> [ENUNCIADO] Prolonga el relato del viaje en barco desde Estocolmo a partir de su última oración.

> [FRAGMENTO MOSTRADO]
★ ★ ★ ★ ★ ★ ★

Nuestro viaje comenzó en Estocolmo, a donde no habíamos ido antes, de tal modo que fuimos con tres días de antelación para conocer la “Venecia del Norte”, como suelen llamarla, con justas razones. Una ciudad surcada por canales, puentes, caños y un aire imperial de sobrias dimensiones, adusto. Un viejo reino de parajes helados, navegantes e islas.
Estocolmo
Hacía calor en aquel país admirable, con una de las más altas calidades de vida del planeta. La patria de Igmar Bergman y Liv Ullmann, de Emanuel Swedenborg, de August Strindberg e inspiradora de un libro que me interesó en mi adolescencia: Suecia: infierno o paraíso, de Enrico Altavilla.
De este puerto milenario zarpamos por entre uno de los archipiélagos más grandes del mundo: treinta mil islas (Estocolmo); pero es que Suecia es el país de la tierra con mayor cantidad de islas: doscientas setenta mil. Sí, leyeron bien. Esa cifra, en una nación que ha hecho el tránsito inteligente de una economía protegida a otra más abierta, con mayor participación de la empresa privada en la prestación de servicios, sin que el Estado haya abandonado sus tareas de atención social a sus diez millones de habitantes, en una superficie de 450.295 km², la mitad de Venezuela.
Es el país de la singular familia Nobel, emprendedores e inventores, que entraron con fuerza en el mundo del petróleo a finales del siglo XIX en Azerbaiyán (Bakú), y crearon el Premio Nobel, en retribución a la sociedad que se había visto perjudicada por sus inventos al servicio de la explotación petrolera. Alfred Nobel inventó la dinamita en 1866.
Desde el puerto de Estocolmo zarpamos una tarde soleada de agosto de 2016, con una pareja entrañable de amigos (Álvaro y Araluz), y nos subimos al piso más alto del barco, para ver el curso de aquella mole que se abría paso con la serenidad de un elefante satisfecho, y sin carga. Guardo la imagen con nitidez: el azul intenso del mar, el verde azulado de los islotes y la alegría de los pasajeros en la cubierta. Era la dicha que siempre trae comenzar un viaje. Dejábamos atrás una ciudad amable con el peatón y los ciclistas, con tranvías y autobuses puntuales, arbolada, acuática, salmonera, tapizada por parques y avenidas con aceras generosas.
Helsinki
Al despertar después de la primera noche de navegación, en un mar que es como un lago-espejo, ya estábamos en el puerto que sirve a Helsinki. Salimos temprano a recorrer sus calles y nos detuvimos a ver cómo se vive en uno de los diez países más desarrollados del mundo, donde la educación es célebre por su espíritu liberal y sus logros. Han sido muchos años de sujeción a otros (setecientos años a Suecia, un siglo a Rusia) como para no conocer el precio de la libertad. La mayoría es luterana, en aquella tierra con alrededor de cinco millones de habitantes, de los que seiscientos treinta mil viven en Helsinki. Una ciudad pequeña, aireada, con espacios abiertos peatonales, el país de Sibelius, y el mayor número de saunas por kilómetro cuadrado en el orbe. Es una obsesión nacional justificada.

★ ★ ★ ★ ★ ★ ★

> [DATOS PROPORCIONADOS]
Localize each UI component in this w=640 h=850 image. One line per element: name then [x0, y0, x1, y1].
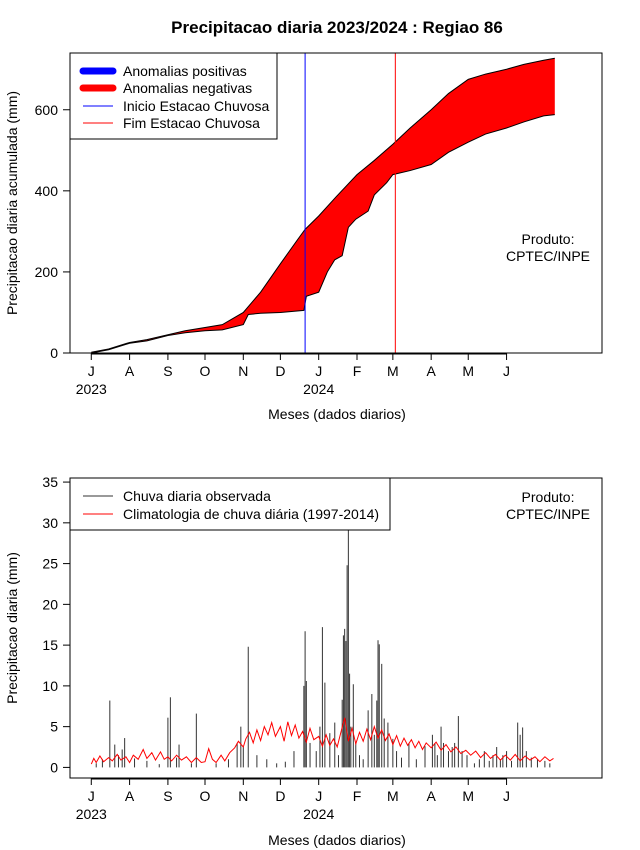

★ ★ ★ ★ ★ ★ ★

> [RESPUESTA ESCRITA]
En la capital de Finlandia tienes la sensación de estar en una ciudad acotada, en un país de bosques muy extensos, muy cerca del polo, entre dos potencias que durante años le hicieron la vida imposible, y que los daños demográficos de sus guerras le abrieron la puerta a las mujeres antes que en otros lugares del mundo. Son pioneras.
San Petersburgo
Estuve en 1988, cuando Gorbachov ensayaba abrir la sociedad soviética, pero todavía no se había venido abajo el castillo de naipes. Casi treinta años después la ciudad había cambiado mucho. Ahora la alegría del turismo imantaba las calles, antes su ausencia las deprimía. Antes, el gris. Ahora, los colores. Estaba en el país de Mijail Bulgákov y creía ver a El maestro y Margarita en todas las esquinas. Las columnas de malaquita del Hermitage eran las mismas, y el río Neva seguía su curso hacía el Báltico. La perspectiva de la avenida Nevski seguía allí, y Tsarskoyé Seló también. Pedro el Grande seguía presente más allá del imperio soviético, al igual que los poemas de Anna Ajmátova que tanto han tocado mi puerta.
Otra ciudad de agua fluvial y marina, como Estocolmo, pero de mayores dimensiones. Con un Metro de una profundidad abismal y unos edificios de vivienda en las afueras, brutalistas, como solo podían hacerlos desde una perspectiva enconada de la vida. Me gustó estar en la San Petersburgo con propiedad privada, globalizada, con horizontes por alcanzar.
Tallin
De los tres países bálticos satelizados por la Unión Soviética (Estonia, Letonia, Lituania) hasta 1991, ha sido Estonia el que ha avanzado más rápido hacia la modernidad. Turismo y un cetro alcanzado hace poco se destacan: “El país más digitalizado del mundo”. Todo se puede hacer en la red, menos casarse, divorciarse o comprar una casa. Abrazaron el futuro de inmediato, después de haber dormido muchos años en un anacronismo feudal.
Un país pequeño, 1.400.000 habitantes y una capital, Tallin, donde está uno de los centros históricos medievales mejor conservados del continente. Preciosa. Sus nuevas construcciones en la ciudad reciente son de vidrio, ultra tecnológicas, inteligentes, de menores dimensiones, como toda Estonia. Pequeña, pero con tecnología de punta. Me gustó tanto recorrer sus calles optimistas, donde uno advierte que las páginas oscuras de la historia, finalmente pasan.
Riga
Había estado en Riga en 1988 y los cambios ahora eran evidentes, aunque pesaba mucho la arquitectura opresiva de los años cuarenta y cincuenta, inevitables y presentes, como recordando los nubarrones de una tormenta frente a Valparaíso. Letonia cuenta con dos millones de habitantes, y en Riga se conserva intacta su zona central medieval, también, pero es más discreta que la de Tallin. Hablan letón, una lengua báltica original que ha logrado conservarse, y esto les sirvió de base para distinguir entre letones y rusos, en 1991, cuando se restauró su dignidad, recuperando su independencia perdida en 1940 al paso del ejército soviético invasor. Hoy impera la economía de mercado y el régimen político es parlamentario, los resultados están a la vista.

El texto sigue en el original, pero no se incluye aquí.